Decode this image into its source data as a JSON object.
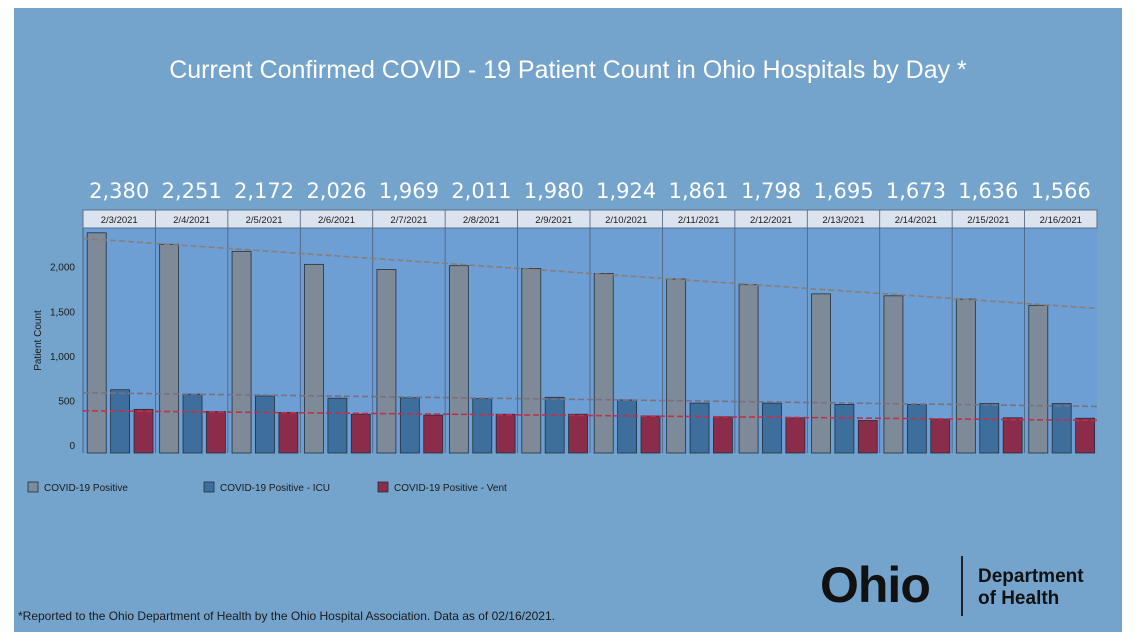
{
  "colors": {
    "background": "#74a4cc",
    "plot_area": "#6d9fd4",
    "positive_bar": "#7e8a98",
    "icu_bar": "#3e6f9c",
    "vent_bar": "#8b2c4a",
    "trend_positive": "#8a7d76",
    "trend_icu": "#7a7080",
    "trend_vent": "#c0304a"
  },
  "chart_data": {
    "type": "bar",
    "title": "Current Confirmed COVID - 19 Patient Count in Ohio Hospitals by Day *",
    "xlabel": "",
    "ylabel": "Patient Count",
    "ylim": [
      0,
      2400
    ],
    "yticks": [
      {
        "value": 0,
        "label": "0"
      },
      {
        "value": 500,
        "label": "500"
      },
      {
        "value": 1000,
        "label": "1,000"
      },
      {
        "value": 1500,
        "label": "1,500"
      },
      {
        "value": 2000,
        "label": "2,000"
      }
    ],
    "categories": [
      "2/3/2021",
      "2/4/2021",
      "2/5/2021",
      "2/6/2021",
      "2/7/2021",
      "2/8/2021",
      "2/9/2021",
      "2/10/2021",
      "2/11/2021",
      "2/12/2021",
      "2/13/2021",
      "2/14/2021",
      "2/15/2021",
      "2/16/2021"
    ],
    "top_labels": [
      "2,380",
      "2,251",
      "2,172",
      "2,026",
      "1,969",
      "2,011",
      "1,980",
      "1,924",
      "1,861",
      "1,798",
      "1,695",
      "1,673",
      "1,636",
      "1,566"
    ],
    "series": [
      {
        "name": "COVID-19 Positive",
        "values": [
          2380,
          2251,
          2172,
          2026,
          1969,
          2011,
          1980,
          1924,
          1861,
          1798,
          1695,
          1673,
          1636,
          1566
        ]
      },
      {
        "name": "COVID-19 Positive - ICU",
        "values": [
          620,
          570,
          550,
          525,
          530,
          520,
          535,
          505,
          470,
          470,
          455,
          455,
          465,
          465
        ]
      },
      {
        "name": "COVID-19 Positive - Vent",
        "values": [
          400,
          375,
          365,
          345,
          335,
          345,
          345,
          325,
          315,
          305,
          275,
          290,
          305,
          300
        ]
      }
    ],
    "trendlines": true,
    "grid": false,
    "legend": "bottom"
  },
  "footnote": "*Reported to the Ohio Department of Health by the Ohio Hospital Association. Data as of 02/16/2021.",
  "logo": {
    "name": "Ohio",
    "dept_line1": "Department",
    "dept_line2": "of Health"
  }
}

-=-=-

# Required task
Search the lines above for the string "Ohio", then show every one that has it.

# Exercise result
    "title": "Current Confirmed COVID - 19 Patient Count in Ohio Hospitals by Day *",
  "footnote": "*Reported to the Ohio Department of Health by the Ohio Hospital Association. Data as of 02/16/2021.",
    "name": "Ohio",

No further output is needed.